Top Reasons to Start a Business in Singapore from the UAE

Introduction

Since June 2023, UAE-based businesses have faced a 9% corporate tax on taxable income above AED 375,000 — narrowing the tax gap that once made the UAE uniquely attractive for international structuring. That shift has prompted many founders to reassess where their next entity should sit.

Singapore keeps coming up as the answer. It complements the UAE rather than replacing it. Singapore ranked #1 in the 2026 IMD World Competitiveness Rankings and #1 on the Global Talent Competitiveness Index 2025, making it the most credible Asia-Pacific base a UAE entrepreneur can add to their existing setup.

A UAE entity handles MENA. A Singapore entity handles Asia-Pacific. Together, they cover two of the most commercially active regions in the world from two rule-of-law, English-friendly jurisdictions.

The two markets already share a bilateral trade relationship worth S$27.94 billion in 2025 — and that foundation makes the dual-hub structure more practical than it might first appear.

This article covers what UAE founders need to know: Singapore's tax structure, ASEAN market access, registration mechanics, legal advantages, and how the dual-hub model works in practice.

Key Takeaways

  • Singapore's Start-Up Tax Exemption (SUTE) cuts a qualifying startup's effective tax rate to ~6.4% on the first SGD 200,000 of income
  • UAE nationals can own 100% of a Singapore company — no local partner required, just a resident director
  • Singapore has 29 implemented FTAs, including RCEP and CPTPP, covering the largest trade blocs in Asia-Pacific
  • A UAE-Singapore dual hub covers MENA from Dubai and Asia-Pacific from Singapore, backed by a UAE-Singapore DTAA
  • Common Law courts, SIAC arbitration, and investor familiarity make Singapore the preferred domicile for VC fundraising and exits

Singapore's Competitive Tax Structure: Lower Effective Rates for New Businesses

Singapore's headline corporate income tax rate is 17%. That number matters less than what new companies actually pay.

The Start-Up Tax Exemption (SUTE)

◆ OBJECTIVE
Which topics does the article above on starting a business in Singapore from the UAE say it will cover for UAE founders?

◆ ITEMS
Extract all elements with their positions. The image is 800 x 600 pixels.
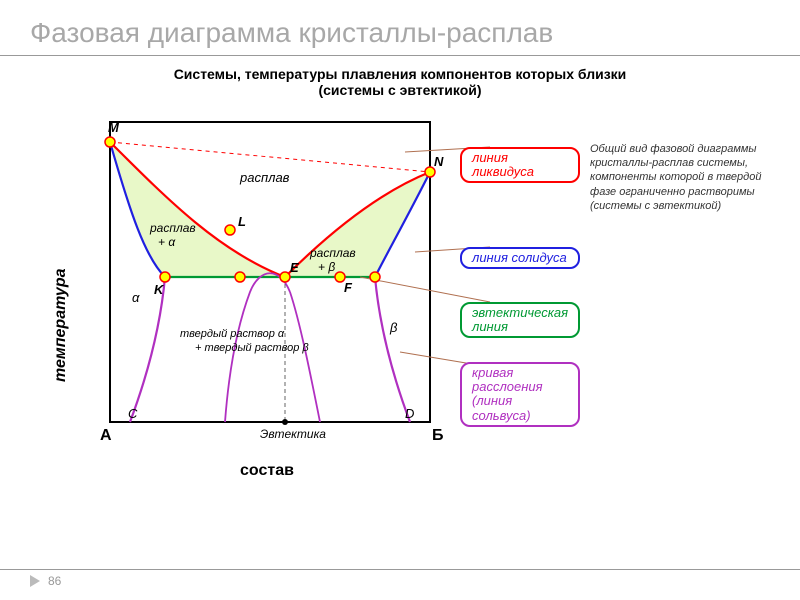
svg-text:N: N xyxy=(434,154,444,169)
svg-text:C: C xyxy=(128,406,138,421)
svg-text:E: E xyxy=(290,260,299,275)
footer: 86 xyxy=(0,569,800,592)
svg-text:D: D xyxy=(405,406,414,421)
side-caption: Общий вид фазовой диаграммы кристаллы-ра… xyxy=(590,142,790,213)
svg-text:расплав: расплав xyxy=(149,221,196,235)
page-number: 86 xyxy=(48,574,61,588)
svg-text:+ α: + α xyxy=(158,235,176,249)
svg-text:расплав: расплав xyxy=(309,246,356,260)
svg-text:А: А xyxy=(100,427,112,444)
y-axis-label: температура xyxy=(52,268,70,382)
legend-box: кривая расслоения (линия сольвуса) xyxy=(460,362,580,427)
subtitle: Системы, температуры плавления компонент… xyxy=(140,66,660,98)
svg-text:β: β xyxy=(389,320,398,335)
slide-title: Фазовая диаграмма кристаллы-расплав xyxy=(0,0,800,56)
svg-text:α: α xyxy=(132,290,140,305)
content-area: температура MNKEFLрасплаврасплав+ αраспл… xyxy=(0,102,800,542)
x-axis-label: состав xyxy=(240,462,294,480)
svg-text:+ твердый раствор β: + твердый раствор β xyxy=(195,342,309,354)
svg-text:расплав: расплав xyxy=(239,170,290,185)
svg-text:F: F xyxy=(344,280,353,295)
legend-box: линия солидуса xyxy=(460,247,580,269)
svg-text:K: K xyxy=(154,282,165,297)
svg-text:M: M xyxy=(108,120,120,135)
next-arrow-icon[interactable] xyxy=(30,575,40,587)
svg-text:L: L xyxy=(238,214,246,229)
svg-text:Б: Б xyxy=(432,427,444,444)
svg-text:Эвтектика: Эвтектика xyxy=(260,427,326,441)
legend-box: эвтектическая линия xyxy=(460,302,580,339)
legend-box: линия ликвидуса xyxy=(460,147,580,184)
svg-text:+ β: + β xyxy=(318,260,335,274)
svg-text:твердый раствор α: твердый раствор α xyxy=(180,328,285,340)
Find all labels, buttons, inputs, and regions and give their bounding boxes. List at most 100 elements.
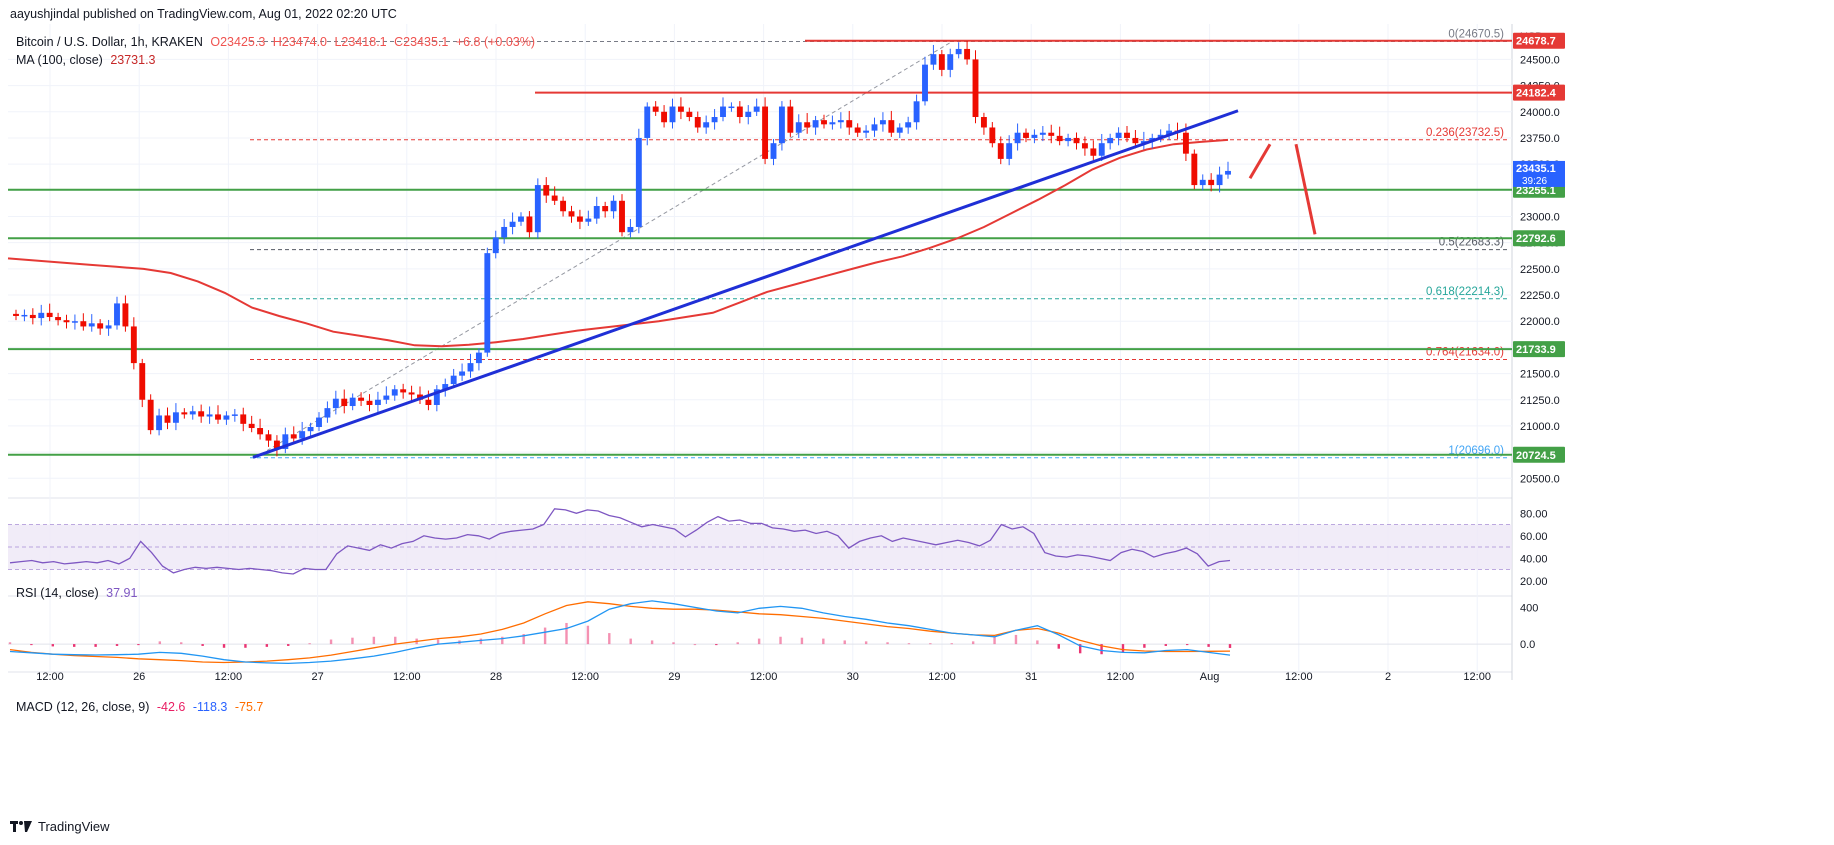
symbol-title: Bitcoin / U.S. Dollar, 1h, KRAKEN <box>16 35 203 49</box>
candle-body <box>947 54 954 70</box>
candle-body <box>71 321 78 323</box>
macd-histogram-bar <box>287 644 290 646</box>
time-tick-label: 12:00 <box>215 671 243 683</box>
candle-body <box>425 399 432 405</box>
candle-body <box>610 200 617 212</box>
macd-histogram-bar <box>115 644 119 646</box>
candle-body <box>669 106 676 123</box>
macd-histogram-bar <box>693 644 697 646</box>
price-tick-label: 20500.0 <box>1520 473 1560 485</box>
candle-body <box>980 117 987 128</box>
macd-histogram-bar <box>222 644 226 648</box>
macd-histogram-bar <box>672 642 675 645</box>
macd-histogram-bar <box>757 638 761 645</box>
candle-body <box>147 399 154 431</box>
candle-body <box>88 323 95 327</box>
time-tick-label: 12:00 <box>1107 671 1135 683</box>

◆ ANSWER TO THIS TASK
- Singapore's tax structure
- ASEAN market access
- Registration mechanics
- Legal advantages
- How the dual-hub model works in practice